Collection entries:

------------------------------------------------

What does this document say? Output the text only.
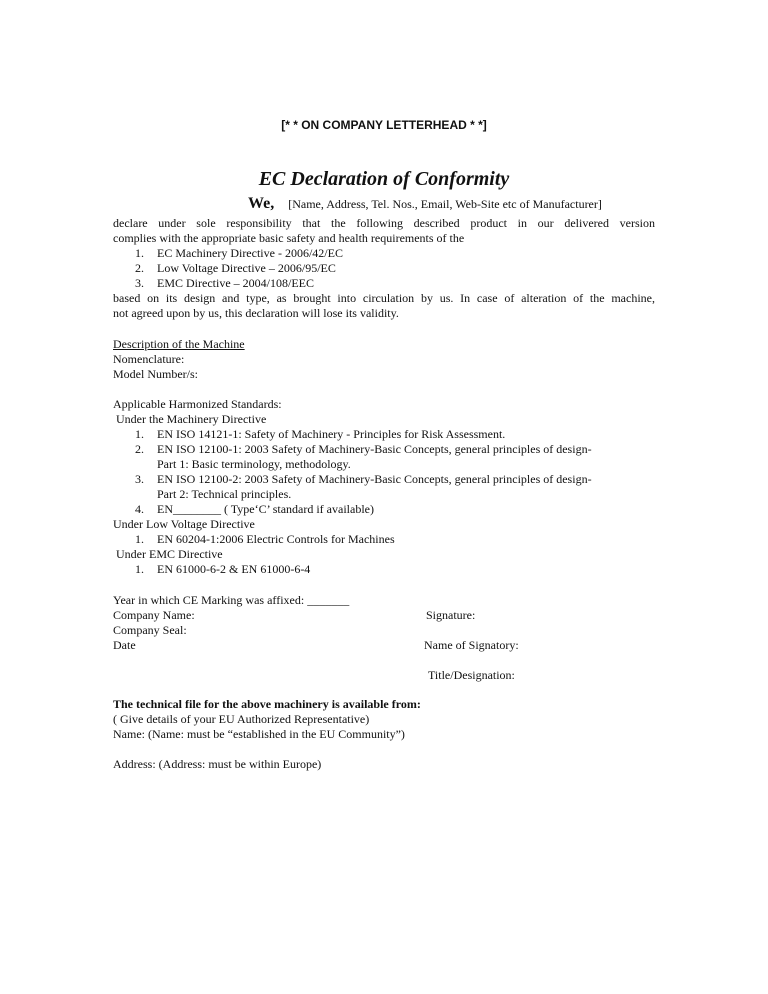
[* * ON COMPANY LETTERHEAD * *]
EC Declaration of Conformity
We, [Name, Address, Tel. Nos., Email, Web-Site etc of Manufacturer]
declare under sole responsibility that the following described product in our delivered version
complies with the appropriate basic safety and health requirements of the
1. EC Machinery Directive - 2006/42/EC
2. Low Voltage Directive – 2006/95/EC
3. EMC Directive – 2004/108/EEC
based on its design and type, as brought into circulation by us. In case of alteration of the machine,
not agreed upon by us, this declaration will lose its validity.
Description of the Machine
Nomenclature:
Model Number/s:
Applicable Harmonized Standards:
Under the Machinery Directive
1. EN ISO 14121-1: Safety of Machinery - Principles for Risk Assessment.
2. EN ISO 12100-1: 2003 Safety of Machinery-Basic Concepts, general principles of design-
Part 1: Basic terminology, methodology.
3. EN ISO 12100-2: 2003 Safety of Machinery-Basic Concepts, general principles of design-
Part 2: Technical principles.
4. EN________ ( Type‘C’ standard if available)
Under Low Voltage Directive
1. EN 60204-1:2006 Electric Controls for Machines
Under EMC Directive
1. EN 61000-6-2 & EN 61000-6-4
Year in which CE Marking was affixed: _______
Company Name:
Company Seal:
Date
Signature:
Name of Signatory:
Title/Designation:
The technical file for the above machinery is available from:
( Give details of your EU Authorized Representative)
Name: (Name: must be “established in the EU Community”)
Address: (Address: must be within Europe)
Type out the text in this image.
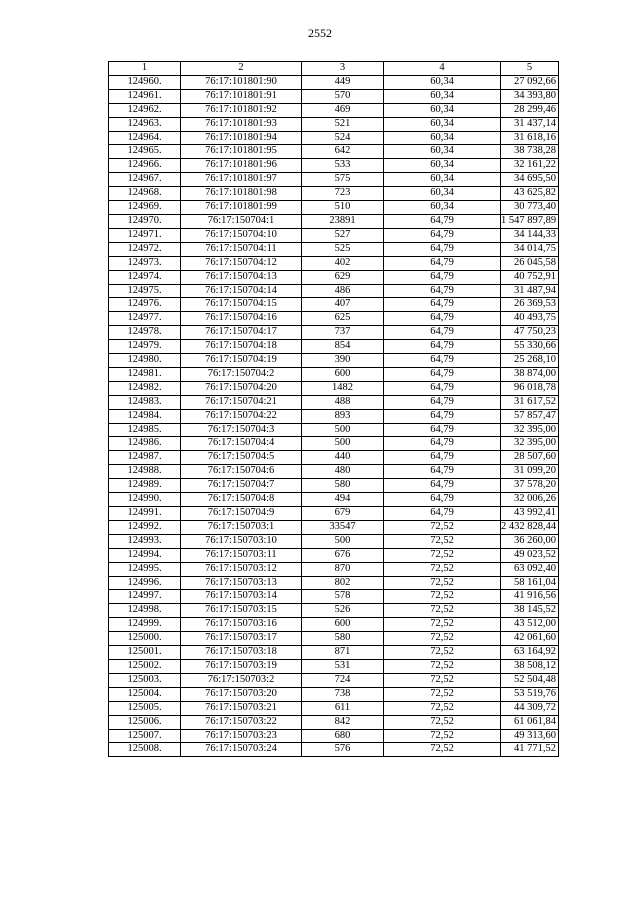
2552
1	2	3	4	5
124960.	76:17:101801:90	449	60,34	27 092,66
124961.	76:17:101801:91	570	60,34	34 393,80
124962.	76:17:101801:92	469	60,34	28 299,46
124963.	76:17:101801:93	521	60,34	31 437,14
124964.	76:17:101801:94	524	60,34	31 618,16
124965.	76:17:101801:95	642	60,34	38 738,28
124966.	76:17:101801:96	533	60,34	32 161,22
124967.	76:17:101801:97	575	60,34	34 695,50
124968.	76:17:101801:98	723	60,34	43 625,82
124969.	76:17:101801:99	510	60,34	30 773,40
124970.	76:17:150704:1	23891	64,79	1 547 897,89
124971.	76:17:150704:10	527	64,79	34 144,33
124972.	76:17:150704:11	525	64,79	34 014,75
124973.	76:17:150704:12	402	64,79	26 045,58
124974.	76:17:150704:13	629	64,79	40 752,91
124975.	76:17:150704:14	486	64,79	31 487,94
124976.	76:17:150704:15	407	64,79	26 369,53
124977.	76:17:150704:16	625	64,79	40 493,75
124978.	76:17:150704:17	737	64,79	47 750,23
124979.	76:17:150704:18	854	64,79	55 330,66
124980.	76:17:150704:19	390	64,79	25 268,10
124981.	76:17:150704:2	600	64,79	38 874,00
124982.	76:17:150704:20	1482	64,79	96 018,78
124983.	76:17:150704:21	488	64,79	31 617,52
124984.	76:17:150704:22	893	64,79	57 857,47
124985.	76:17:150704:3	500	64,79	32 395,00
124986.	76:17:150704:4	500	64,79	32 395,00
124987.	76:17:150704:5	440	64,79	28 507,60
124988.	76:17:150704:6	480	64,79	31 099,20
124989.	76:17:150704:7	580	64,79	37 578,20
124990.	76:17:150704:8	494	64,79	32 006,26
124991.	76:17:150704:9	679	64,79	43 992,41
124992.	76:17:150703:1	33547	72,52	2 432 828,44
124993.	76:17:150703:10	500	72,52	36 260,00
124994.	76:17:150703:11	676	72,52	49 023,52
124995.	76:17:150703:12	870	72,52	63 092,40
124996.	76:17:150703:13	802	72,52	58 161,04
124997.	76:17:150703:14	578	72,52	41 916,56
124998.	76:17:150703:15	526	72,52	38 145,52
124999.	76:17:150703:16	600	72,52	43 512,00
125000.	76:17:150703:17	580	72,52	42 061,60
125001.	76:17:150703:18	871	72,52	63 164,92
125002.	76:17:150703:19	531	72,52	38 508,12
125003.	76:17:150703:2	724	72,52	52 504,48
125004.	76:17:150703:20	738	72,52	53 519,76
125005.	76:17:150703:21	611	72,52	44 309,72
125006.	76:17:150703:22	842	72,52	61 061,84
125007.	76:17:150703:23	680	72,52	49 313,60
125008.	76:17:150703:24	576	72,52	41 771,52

------------------------------------------------

* WHAT TO PRODUCE: Using the listing above, state the number of lines that hold "must", with no other text.

* WRITTEN ANSWER: 2